## STORED RECORDS
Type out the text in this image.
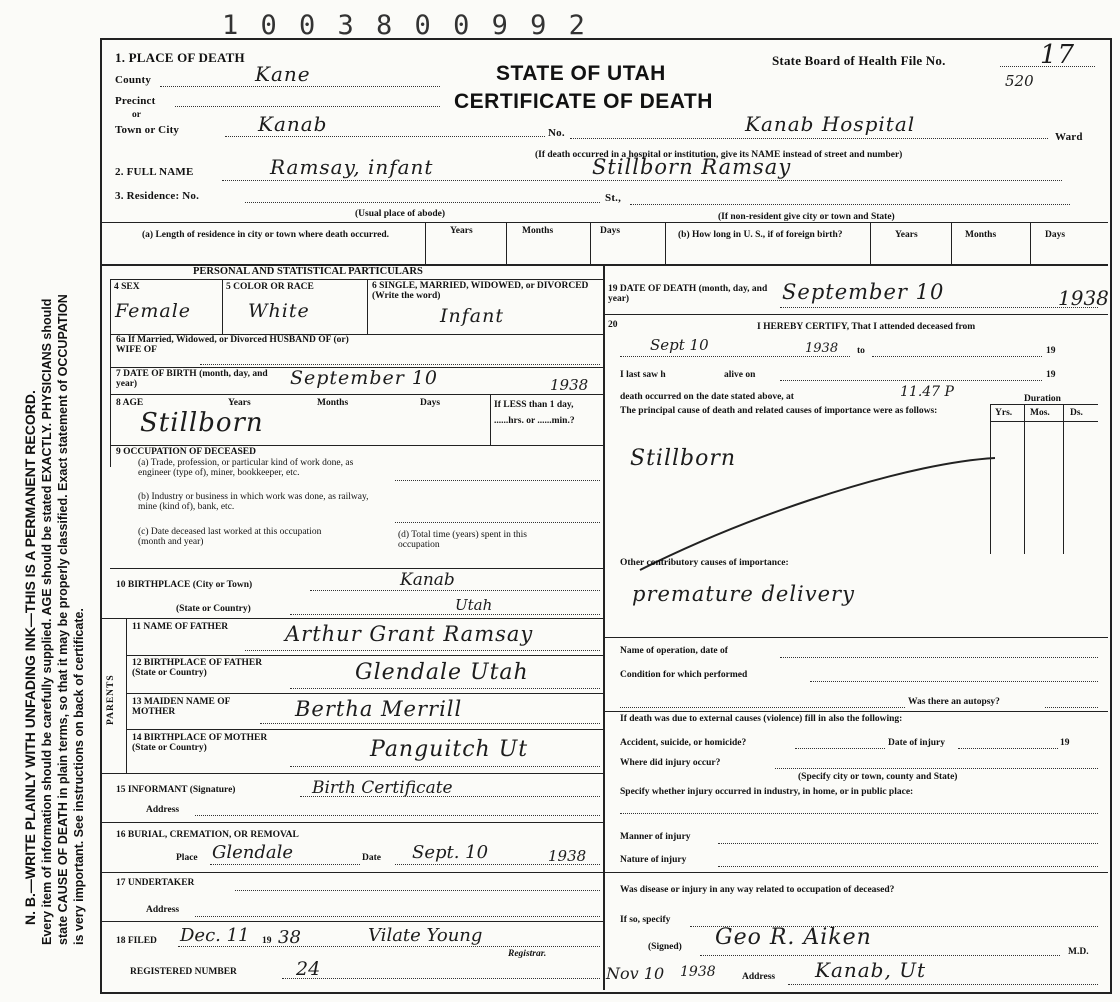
1 0 0 3 8 0 0 9 9 2
N. B.—WRITE PLAINLY WITH UNFADING INK—THIS IS A PERMANENT RECORD. Every item of information should be carefully supplied. AGE should be stated EXACTLY. PHYSICIANS should state CAUSE OF DEATH in plain terms, so that it may be properly classified. Exact statement of OCCUPATION is very important. See instructions on back of certificate.
1. PLACE OF DEATH
STATE OF UTAH
CERTIFICATE OF DEATH
State Board of Health File No.	17
520
County	Kane
Precinct
or
Town or City	Kanab	No.	Kanab Hospital
Ward
(If death occurred in a hospital or institution, give its NAME instead of street and number)
2. FULL NAME	Ramsay, infant	Stillborn Ramsay
3. Residence: No.	St.,
(Usual place of abode)	(If non-resident give city or town and State)
(a) Length of residence in city or town where death occurred.	(b) How long in U. S., if of foreign birth?
Years	Months	Days	Years	Months	Days
PERSONAL AND STATISTICAL PARTICULARS
4 SEX
Female
5 COLOR OR RACE
White
6 SINGLE, MARRIED, WIDOWED, or DIVORCED (Write the word)
Infant
6a If Married, Widowed, or Divorced HUSBAND OF (or) WIFE OF
7 DATE OF BIRTH (month, day, and year)	September 10	1938
8 AGE	Years	Months	Days
Stillborn
If LESS than 1 day, ......hrs. or ......min.?
9 OCCUPATION OF DECEASED
(a) Trade, profession, or particular kind of work done, as engineer (type of), miner, bookkeeper, etc.
(b) Industry or business in which work was done, as railway, mine (kind of), bank, etc.
(c) Date deceased last worked at this occupation (month and year)
(d) Total time (years) spent in this occupation
10 BIRTHPLACE (City or Town)	Kanab
(State or Country)	Utah
PARENTS
11 NAME OF FATHER	Arthur Grant Ramsay
12 BIRTHPLACE OF FATHER (State or Country)	Glendale Utah
13 MAIDEN NAME OF MOTHER	Bertha Merrill
14 BIRTHPLACE OF MOTHER (State or Country)	Panguitch Ut
15 INFORMANT (Signature)	Birth Certificate
Address
16 BURIAL, CREMATION, OR REMOVAL
Place Glendale	Date Sept. 10	1938
17 UNDERTAKER
Address
18 FILED Dec. 11 19 38	Vilate Young
Registrar.
REGISTERED NUMBER	24
19 DATE OF DEATH (month, day, and year)	September 10	1938
20	I HEREBY CERTIFY, That I attended deceased from
Sept 10	1938 to	19
I last saw h	alive on	19
death occurred on the date stated above, at	11.47 P	Duration
The principal cause of death and related causes of importance were as follows:	Yrs. Mos. Ds.
Stillborn
Other contributory causes of importance:
premature delivery
Name of operation, date of
Condition for which performed
Was there an autopsy?
If death was due to external causes (violence) fill in also the following:
Accident, suicide, or homicide?	Date of injury	19
Where did injury occur?
(Specify city or town, county and State)
Specify whether injury occurred in industry, in home, or in public place:
Manner of injury
Nature of injury
Was disease or injury in any way related to occupation of deceased?
If so, specify
(Signed) Geo R. Aiken
M.D.
Nov 10 1938	Address Kanab, Ut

## WHAT YOU NEED TO DO
Return all of the entries word for word, but omit the pictures.

## RESPONSE TO THIS TASK
Type out the text in this image.
1 0 0 3 8 0 0 9 9 2
N. B.—WRITE PLAINLY WITH UNFADING INK—THIS IS A PERMANENT RECORD. Every item of information should be carefully supplied. AGE should be stated EXACTLY. PHYSICIANS should state CAUSE OF DEATH in plain terms, so that it may be properly classified. Exact statement of OCCUPATION is very important. See instructions on back of certificate.
1. PLACE OF DEATH
STATE OF UTAH
CERTIFICATE OF DEATH
State Board of Health File No.	17
520
County	Kane
Precinct
or
Town or City	Kanab	No.	Kanab Hospital
Ward
(If death occurred in a hospital or institution, give its NAME instead of street and number)
2. FULL NAME	Ramsay, infant	Stillborn Ramsay
3. Residence: No.	St.,
(Usual place of abode)	(If non-resident give city or town and State)
(a) Length of residence in city or town where death occurred.	(b) How long in U. S., if of foreign birth?
Years	Months	Days	Years	Months	Days
PERSONAL AND STATISTICAL PARTICULARS
4 SEX
Female
5 COLOR OR RACE
White
6 SINGLE, MARRIED, WIDOWED, or DIVORCED (Write the word)
Infant
6a If Married, Widowed, or Divorced HUSBAND OF (or) WIFE OF
7 DATE OF BIRTH (month, day, and year)	September 10	1938
8 AGE	Years	Months	Days
Stillborn
If LESS than 1 day, ......hrs. or ......min.?
9 OCCUPATION OF DECEASED
(a) Trade, profession, or particular kind of work done, as engineer (type of), miner, bookkeeper, etc.
(b) Industry or business in which work was done, as railway, mine (kind of), bank, etc.
(c) Date deceased last worked at this occupation (month and year)
(d) Total time (years) spent in this occupation
10 BIRTHPLACE (City or Town)	Kanab
(State or Country)	Utah
PARENTS
11 NAME OF FATHER	Arthur Grant Ramsay
12 BIRTHPLACE OF FATHER (State or Country)	Glendale Utah
13 MAIDEN NAME OF MOTHER	Bertha Merrill
14 BIRTHPLACE OF MOTHER (State or Country)	Panguitch Ut
15 INFORMANT (Signature)	Birth Certificate
Address
16 BURIAL, CREMATION, OR REMOVAL
Place Glendale	Date Sept. 10	1938
17 UNDERTAKER
Address
18 FILED Dec. 11 19 38	Vilate Young
Registrar.
REGISTERED NUMBER	24
19 DATE OF DEATH (month, day, and year)	September 10	1938
20	I HEREBY CERTIFY, That I attended deceased from
Sept 10	1938 to	19
I last saw h	alive on	19
death occurred on the date stated above, at	11.47 P	Duration
The principal cause of death and related causes of importance were as follows:	Yrs. Mos. Ds.
Stillborn
Other contributory causes of importance:
premature delivery
Name of operation, date of
Condition for which performed
Was there an autopsy?
If death was due to external causes (violence) fill in also the following:
Accident, suicide, or homicide?	Date of injury	19
Where did injury occur?
(Specify city or town, county and State)
Specify whether injury occurred in industry, in home, or in public place:
Manner of injury
Nature of injury
Was disease or injury in any way related to occupation of deceased?
If so, specify
(Signed) Geo R. Aiken
M.D.
Nov 10 1938	Address Kanab, Ut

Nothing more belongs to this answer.